Opgave A:
In wiens opdracht werd volgens de aangeleverde tekst het uitgebreide onderzoek naar inclusieve kinderopvang uitgevoerd?

Aangeleverde tekst:
Verslag vergadering Commissie voor Welzijn, Volksgezondheid, Gezin en Armoedebestrijding
Verslag
De heer Anaf heeft het woord.
Minister, deze vraag gaat over kinderopvang en inclusieve kinderopvang. Er is een uitgebreid onderzoek geweest in opdracht van Kind en Gezin over inclusieve kinderopvang, bij zowel ouders als de kinderopvang. Daardoor zijn een aantal dingen nog duidelijker geworden over hun beleving, noden en behoeften. Uit die studie blijkt dat er zeker en vast een draagvlak is voor inclusieve kinderopvang, maar dat – en dat lijkt me op zich ook logisch – niet elke kinderopvang momenteel toegankelijk is voor kinderen met verhoogde zorgbehoeften. De ouders ervaren eigenlijk in de diverse fasen een aantal knelpunten: bij de zoektocht naar opvang, bij de start, maar ook tijdens de opvang en op de transitiemomenten naar de school.

Geëxtraheerde gegevens:
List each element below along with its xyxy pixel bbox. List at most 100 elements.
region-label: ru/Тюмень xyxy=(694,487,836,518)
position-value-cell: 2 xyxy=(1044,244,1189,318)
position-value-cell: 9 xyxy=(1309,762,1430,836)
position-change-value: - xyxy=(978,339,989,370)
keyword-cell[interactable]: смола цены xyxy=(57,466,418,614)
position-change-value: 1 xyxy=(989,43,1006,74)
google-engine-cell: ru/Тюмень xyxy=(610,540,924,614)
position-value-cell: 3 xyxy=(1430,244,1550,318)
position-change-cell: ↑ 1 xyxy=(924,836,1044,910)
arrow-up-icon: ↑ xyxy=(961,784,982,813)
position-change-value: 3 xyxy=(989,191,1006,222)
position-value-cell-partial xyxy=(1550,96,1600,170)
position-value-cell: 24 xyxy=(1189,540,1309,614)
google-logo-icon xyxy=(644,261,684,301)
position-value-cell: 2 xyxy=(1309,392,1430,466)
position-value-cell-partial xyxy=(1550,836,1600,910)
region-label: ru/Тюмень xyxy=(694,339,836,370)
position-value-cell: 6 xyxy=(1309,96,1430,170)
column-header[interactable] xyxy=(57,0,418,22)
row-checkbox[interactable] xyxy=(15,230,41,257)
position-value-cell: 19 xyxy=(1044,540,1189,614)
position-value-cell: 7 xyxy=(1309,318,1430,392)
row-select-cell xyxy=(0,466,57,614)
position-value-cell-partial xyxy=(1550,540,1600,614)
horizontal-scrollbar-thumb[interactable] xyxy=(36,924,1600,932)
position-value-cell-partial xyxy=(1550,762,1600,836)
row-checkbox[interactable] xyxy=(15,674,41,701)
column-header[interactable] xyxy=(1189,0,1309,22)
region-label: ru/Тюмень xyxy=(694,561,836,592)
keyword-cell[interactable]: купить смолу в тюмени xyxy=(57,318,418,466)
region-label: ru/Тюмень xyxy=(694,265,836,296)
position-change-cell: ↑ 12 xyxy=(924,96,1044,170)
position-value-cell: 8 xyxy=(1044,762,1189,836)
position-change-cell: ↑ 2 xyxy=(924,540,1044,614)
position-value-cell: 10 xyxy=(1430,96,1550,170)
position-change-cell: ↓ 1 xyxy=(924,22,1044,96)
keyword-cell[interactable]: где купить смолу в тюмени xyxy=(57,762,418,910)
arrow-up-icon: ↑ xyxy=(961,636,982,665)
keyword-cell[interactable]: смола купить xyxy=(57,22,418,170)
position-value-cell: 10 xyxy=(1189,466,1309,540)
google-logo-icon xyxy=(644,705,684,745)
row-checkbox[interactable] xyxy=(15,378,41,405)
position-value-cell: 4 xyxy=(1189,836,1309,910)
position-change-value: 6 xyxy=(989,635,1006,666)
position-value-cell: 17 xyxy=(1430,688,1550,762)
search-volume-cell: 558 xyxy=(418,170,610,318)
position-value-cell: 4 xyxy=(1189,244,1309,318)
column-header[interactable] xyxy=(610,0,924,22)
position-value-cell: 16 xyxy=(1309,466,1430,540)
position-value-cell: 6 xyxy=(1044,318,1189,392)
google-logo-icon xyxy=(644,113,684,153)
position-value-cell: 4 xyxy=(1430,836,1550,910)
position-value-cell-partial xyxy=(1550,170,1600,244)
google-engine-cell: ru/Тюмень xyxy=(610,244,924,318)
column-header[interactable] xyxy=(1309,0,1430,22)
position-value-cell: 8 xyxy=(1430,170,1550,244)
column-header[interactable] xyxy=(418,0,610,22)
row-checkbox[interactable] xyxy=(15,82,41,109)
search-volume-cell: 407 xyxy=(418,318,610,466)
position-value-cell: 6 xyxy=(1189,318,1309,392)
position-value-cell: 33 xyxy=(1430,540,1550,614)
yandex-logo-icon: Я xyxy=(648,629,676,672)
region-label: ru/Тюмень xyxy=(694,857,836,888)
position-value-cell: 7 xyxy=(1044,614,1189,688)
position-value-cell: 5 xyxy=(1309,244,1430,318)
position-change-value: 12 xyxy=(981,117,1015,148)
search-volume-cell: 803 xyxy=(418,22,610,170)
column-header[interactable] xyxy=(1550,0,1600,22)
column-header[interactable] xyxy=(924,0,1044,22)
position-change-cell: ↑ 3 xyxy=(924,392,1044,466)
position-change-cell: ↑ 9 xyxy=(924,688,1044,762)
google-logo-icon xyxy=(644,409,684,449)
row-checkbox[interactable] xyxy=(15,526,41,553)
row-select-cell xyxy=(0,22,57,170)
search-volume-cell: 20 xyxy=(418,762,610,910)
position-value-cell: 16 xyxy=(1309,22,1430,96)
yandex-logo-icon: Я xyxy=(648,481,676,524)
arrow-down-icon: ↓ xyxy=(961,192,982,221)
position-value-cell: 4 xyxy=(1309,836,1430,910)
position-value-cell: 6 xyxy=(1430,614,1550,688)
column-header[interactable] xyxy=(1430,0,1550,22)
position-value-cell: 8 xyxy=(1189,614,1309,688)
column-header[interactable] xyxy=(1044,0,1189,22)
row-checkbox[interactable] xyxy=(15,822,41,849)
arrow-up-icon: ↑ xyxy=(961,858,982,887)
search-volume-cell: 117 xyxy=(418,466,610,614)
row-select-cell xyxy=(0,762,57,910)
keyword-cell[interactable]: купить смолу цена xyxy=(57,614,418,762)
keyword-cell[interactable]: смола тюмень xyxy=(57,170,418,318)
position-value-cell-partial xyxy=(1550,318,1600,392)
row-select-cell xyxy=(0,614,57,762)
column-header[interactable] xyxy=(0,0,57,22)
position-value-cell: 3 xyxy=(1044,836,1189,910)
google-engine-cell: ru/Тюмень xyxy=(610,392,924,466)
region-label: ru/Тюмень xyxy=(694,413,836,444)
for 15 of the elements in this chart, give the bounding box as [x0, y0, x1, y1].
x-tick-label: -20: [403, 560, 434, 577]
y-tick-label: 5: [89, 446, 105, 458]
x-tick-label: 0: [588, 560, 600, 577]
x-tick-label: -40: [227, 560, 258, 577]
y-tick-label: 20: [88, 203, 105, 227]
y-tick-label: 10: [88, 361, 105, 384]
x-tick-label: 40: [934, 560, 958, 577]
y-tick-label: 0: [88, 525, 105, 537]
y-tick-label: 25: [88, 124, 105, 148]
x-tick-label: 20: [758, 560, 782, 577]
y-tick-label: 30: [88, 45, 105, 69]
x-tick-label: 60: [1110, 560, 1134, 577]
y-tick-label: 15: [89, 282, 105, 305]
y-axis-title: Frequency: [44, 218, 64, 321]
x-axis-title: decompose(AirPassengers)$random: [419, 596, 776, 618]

Opgave B:
Zet de regels van de gegevens, vanaf het begin tot en met de regel met "keyword-cell[interactable]: купить смолу в", om in een genummerde lijst zonder lege regels.

Juist antwoord A:
In opdracht van Kind en Gezin.

Juist antwoord B:
1. List each element below along with its xyxy pixel bbox. List at most 100 elements.
2. region-label: ru/Тюмень xyxy=(694,487,836,518)
3. position-value-cell: 2 xyxy=(1044,244,1189,318)
4. position-value-cell: 9 xyxy=(1309,762,1430,836)
5. position-change-value: - xyxy=(978,339,989,370)
6. keyword-cell[interactable]: смола цены xyxy=(57,466,418,614)
7. position-change-value: 1 xyxy=(989,43,1006,74)
8. google-engine-cell: ru/Тюмень xyxy=(610,540,924,614)
9. position-value-cell: 3 xyxy=(1430,244,1550,318)
10. position-change-cell: ↑ 1 xyxy=(924,836,1044,910)
11. arrow-up-icon: ↑ xyxy=(961,784,982,813)
12. position-change-value: 3 xyxy=(989,191,1006,222)
13. position-value-cell-partial xyxy=(1550,96,1600,170)
14. position-value-cell: 24 xyxy=(1189,540,1309,614)
15. google-logo-icon xyxy=(644,261,684,301)
16. position-value-cell: 2 xyxy=(1309,392,1430,466)
17. position-value-cell-partial xyxy=(1550,836,1600,910)
18. region-label: ru/Тюмень xyxy=(694,339,836,370)
19. position-value-cell: 6 xyxy=(1309,96,1430,170)
20. column-header[interactable] xyxy=(57,0,418,22)
21. row-checkbox[interactable] xyxy=(15,230,41,257)
22. position-value-cell: 19 xyxy=(1044,540,1189,614)
23. position-value-cell: 7 xyxy=(1309,318,1430,392)
24. row-select-cell xyxy=(0,466,57,614)
25. position-value-cell-partial xyxy=(1550,540,1600,614)
26. horizontal-scrollbar-thumb[interactable] xyxy=(36,924,1600,932)
27. position-value-cell-partial xyxy=(1550,762,1600,836)
28. row-checkbox[interactable] xyxy=(15,674,41,701)
29. column-header[interactable] xyxy=(1189,0,1309,22)
30. region-label: ru/Тюмень xyxy=(694,561,836,592)
31. keyword-cell[interactable]: купить смолу в тюмени xyxy=(57,318,418,466)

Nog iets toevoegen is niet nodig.